START Text excerpt
Here’s a fascinating review of an even more fascinating book. All of you are familiar with Barthe’s essay “The Death of the Author.” I like here the potential contrast between the haiku and the novel, which contrast never actually eventuates apparently.
Part II returns both author and work centre-stage. Barthes investigates the emergence of writing as an intransitive activity, determined not by its object but by a “maniacal” urge in the author’s body. It focuses on the “operations” by which he (the writers considered are all male: Flaubert, Kafka, Mallarmé, Chateaubriand, Proust, etc) passes from the desire to write to creating the work. We learn about the minutiae of authors’ habits: where they write, when, at what rhythm or speed (“at a gallop”, in Proust’s case). For the writers Barthes discusses, the space of writing offers a retreat from worldly preoccupations: Flaubert asks for no more than a quiet room with “a good fire in winter and a pair of candles to light me at night”, whereas Proust favours the bed: “you can work, eat, and sleep in it”. Similarly, the time at which they choose to write often suggests a withdrawal from the world. While Barthes cites Paul Valéry as an example of an early morning writer, he devotes most space to those who wrote at night: Flaubert (sometimes), Rimbaud (once), Kafka (joyous at having written “The Judgment” in one night-time sitting) and, of course, Proust (always). The latter’s “complete inversion of day and night” leads on to a broader discussion of inversion in general as the source of a “perverse pleasure”: perhaps the reason why night work enjoys such privilege in Barthes’s imagination.
END Text excerpt
**Short task 1:** Decide whether each statement agrees with the Barthes review excerpt. Answer yes or no, and quote the deciding words. (a) Proust preferred to write in bed. (b) Barthes cites Paul Valéry as a writer who worked at night. (c) All the writers considered in Part II are male.
**Short task 2:** According to the Barthes review excerpt, which work did Kafka write in a single night-time sitting?
START Material
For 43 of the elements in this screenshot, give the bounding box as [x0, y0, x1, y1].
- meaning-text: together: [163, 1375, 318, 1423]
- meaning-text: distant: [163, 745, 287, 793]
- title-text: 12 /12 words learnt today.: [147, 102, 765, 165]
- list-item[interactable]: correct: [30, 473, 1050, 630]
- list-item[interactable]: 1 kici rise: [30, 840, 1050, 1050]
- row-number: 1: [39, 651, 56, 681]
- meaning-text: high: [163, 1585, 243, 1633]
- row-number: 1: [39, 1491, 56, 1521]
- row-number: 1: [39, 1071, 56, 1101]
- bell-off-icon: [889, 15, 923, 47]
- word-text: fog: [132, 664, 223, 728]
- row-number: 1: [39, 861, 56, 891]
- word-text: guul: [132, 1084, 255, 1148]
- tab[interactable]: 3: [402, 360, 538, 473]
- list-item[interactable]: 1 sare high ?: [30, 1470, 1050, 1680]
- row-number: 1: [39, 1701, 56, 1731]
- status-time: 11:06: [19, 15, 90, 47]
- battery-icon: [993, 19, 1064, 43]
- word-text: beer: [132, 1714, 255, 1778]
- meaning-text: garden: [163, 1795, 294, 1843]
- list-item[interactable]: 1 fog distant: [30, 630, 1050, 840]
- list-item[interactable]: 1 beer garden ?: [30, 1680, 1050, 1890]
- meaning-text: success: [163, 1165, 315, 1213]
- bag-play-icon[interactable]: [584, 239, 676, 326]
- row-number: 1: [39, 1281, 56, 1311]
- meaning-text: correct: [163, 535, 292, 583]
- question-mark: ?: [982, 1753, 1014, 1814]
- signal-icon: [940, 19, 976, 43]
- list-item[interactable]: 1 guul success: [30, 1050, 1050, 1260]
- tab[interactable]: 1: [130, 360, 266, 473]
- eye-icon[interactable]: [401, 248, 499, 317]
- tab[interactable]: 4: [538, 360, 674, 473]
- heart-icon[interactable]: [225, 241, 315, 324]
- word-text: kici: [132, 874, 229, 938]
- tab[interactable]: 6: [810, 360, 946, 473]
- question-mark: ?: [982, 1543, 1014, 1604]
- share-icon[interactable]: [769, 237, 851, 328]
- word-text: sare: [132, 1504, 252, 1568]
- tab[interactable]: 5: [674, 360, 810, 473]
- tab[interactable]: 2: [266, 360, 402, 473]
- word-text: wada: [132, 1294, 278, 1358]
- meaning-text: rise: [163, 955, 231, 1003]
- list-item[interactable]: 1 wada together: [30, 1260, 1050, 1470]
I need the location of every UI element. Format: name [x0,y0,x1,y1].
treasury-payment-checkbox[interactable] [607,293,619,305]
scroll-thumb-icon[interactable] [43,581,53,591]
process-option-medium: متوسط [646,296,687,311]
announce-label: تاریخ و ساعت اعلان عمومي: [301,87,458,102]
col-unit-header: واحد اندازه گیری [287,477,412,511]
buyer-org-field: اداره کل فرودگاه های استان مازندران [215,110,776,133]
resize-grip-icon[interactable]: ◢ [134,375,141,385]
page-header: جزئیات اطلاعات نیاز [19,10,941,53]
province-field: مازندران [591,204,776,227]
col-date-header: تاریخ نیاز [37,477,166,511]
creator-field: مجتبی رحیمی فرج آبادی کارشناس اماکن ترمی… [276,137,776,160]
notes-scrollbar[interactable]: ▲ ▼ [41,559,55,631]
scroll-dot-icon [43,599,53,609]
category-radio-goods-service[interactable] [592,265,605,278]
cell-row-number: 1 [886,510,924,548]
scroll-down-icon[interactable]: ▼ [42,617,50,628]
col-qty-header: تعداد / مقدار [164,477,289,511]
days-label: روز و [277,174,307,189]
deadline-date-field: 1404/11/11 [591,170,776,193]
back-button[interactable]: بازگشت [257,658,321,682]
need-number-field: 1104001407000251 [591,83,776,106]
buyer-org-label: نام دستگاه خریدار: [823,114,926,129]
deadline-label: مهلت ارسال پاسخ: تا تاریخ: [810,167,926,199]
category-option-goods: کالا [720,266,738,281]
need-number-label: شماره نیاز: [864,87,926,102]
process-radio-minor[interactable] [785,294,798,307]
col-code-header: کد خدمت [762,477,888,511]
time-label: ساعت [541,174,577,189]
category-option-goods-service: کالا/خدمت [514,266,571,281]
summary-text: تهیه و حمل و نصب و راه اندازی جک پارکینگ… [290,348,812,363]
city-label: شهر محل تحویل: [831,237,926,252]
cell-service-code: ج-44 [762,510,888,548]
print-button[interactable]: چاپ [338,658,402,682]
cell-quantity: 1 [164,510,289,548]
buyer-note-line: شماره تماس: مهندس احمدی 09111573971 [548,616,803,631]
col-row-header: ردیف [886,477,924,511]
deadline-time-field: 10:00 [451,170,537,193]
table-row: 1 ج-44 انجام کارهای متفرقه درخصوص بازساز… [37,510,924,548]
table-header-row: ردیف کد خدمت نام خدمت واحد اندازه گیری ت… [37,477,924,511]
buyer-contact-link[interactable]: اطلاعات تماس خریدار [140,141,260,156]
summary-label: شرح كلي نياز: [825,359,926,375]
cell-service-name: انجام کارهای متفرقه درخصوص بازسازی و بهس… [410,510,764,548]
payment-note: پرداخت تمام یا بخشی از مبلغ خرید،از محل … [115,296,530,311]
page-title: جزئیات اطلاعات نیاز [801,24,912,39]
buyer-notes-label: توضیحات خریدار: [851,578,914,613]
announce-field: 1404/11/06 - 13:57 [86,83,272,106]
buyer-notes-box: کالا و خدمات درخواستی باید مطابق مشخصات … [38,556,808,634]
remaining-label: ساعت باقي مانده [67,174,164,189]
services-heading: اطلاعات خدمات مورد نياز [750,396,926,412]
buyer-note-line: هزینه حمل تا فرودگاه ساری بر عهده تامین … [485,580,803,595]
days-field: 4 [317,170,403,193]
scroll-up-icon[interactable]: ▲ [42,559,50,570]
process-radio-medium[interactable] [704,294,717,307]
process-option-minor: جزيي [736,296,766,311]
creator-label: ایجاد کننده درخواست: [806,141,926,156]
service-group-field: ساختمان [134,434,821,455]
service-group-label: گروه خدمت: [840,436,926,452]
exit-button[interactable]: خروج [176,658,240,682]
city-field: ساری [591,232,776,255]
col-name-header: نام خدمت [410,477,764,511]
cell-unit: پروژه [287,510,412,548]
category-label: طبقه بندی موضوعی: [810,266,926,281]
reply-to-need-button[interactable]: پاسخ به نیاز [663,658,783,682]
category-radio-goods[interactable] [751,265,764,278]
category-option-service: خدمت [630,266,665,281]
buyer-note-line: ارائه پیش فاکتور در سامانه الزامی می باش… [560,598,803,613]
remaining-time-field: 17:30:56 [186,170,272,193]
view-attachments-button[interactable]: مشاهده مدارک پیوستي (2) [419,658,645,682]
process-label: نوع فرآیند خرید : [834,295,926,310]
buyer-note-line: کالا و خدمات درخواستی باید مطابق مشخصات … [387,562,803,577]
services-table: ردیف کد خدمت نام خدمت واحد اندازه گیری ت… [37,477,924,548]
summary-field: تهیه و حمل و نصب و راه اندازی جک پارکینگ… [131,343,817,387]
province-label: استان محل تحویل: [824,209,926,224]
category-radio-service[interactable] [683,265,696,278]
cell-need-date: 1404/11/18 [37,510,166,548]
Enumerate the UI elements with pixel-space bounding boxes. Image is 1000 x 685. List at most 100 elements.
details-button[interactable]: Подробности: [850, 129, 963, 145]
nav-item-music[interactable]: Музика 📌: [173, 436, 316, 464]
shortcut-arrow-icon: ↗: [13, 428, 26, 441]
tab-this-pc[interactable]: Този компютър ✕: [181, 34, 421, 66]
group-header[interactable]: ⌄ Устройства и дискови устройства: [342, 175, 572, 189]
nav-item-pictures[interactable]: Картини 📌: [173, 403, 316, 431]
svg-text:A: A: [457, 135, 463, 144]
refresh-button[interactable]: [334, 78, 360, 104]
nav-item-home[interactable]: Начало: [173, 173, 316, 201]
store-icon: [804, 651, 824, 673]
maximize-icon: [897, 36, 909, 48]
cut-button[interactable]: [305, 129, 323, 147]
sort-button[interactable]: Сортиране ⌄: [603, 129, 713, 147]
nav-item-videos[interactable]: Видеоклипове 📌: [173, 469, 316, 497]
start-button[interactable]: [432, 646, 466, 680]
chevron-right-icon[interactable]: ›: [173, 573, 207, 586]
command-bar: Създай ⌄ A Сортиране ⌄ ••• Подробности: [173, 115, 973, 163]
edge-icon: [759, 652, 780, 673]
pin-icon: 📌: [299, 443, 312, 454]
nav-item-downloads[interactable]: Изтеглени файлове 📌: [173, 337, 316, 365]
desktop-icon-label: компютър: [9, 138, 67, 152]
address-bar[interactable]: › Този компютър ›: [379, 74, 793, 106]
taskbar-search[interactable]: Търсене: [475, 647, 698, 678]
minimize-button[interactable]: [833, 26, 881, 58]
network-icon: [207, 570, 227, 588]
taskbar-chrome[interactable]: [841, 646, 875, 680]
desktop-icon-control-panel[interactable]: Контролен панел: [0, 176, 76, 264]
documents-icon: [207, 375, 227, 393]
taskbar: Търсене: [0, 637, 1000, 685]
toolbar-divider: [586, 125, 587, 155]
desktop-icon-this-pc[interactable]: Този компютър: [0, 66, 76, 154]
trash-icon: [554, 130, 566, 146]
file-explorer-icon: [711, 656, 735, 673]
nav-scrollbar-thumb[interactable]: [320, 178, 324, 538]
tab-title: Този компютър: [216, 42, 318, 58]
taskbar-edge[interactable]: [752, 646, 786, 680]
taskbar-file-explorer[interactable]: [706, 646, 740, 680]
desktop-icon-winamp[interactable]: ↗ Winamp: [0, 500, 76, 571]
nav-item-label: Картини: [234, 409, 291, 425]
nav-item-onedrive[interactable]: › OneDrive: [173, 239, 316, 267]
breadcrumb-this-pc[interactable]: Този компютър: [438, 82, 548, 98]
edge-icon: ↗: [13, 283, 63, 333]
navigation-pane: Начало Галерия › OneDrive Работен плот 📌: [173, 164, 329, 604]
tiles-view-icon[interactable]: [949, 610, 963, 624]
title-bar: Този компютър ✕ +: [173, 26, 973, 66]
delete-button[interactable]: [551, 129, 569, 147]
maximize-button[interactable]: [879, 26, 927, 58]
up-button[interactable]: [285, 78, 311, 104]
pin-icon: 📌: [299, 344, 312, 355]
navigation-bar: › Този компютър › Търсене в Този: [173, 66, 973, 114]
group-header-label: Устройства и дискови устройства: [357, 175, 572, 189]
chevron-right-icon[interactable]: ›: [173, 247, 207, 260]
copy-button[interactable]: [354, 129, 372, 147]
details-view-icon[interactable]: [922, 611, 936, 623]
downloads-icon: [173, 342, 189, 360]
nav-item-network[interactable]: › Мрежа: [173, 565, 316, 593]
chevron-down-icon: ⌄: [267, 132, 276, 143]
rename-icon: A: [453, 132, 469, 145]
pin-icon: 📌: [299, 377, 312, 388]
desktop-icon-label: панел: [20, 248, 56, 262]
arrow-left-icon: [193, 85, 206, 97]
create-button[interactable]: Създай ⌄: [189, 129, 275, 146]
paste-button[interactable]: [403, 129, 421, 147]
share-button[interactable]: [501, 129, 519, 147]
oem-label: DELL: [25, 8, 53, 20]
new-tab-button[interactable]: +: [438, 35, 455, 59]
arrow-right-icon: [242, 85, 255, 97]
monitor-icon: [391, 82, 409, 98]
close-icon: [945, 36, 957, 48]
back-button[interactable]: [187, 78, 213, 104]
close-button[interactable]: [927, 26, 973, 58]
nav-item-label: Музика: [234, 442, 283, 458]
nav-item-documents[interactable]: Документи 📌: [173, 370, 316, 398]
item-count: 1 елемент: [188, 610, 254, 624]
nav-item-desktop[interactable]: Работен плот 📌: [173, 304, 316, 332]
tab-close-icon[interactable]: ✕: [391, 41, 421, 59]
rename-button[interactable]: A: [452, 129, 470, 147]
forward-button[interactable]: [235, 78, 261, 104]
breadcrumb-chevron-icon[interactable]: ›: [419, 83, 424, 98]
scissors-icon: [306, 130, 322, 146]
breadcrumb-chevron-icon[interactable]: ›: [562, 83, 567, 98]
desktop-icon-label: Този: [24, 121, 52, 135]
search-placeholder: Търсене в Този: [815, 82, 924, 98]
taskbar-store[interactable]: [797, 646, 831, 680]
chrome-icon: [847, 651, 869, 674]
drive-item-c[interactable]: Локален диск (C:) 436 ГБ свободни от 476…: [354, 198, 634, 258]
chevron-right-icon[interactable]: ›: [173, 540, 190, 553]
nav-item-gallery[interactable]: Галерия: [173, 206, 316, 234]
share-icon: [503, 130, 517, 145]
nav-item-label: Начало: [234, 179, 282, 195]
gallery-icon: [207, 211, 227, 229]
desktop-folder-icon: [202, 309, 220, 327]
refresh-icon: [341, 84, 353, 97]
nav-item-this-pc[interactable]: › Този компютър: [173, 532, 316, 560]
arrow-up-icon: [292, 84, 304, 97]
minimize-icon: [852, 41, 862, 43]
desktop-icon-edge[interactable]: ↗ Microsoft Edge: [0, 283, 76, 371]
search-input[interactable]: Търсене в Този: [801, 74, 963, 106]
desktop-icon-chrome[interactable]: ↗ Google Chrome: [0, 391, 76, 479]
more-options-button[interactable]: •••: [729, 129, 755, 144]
END Material
**Task response 1:**
(a) Yes: "Proust favours the bed"
(b) No: "Barthes cites Paul Valéry as an example of an early morning writer"
(c) Yes: "the writers considered are all male"

**Task response 2:** "The Judgment"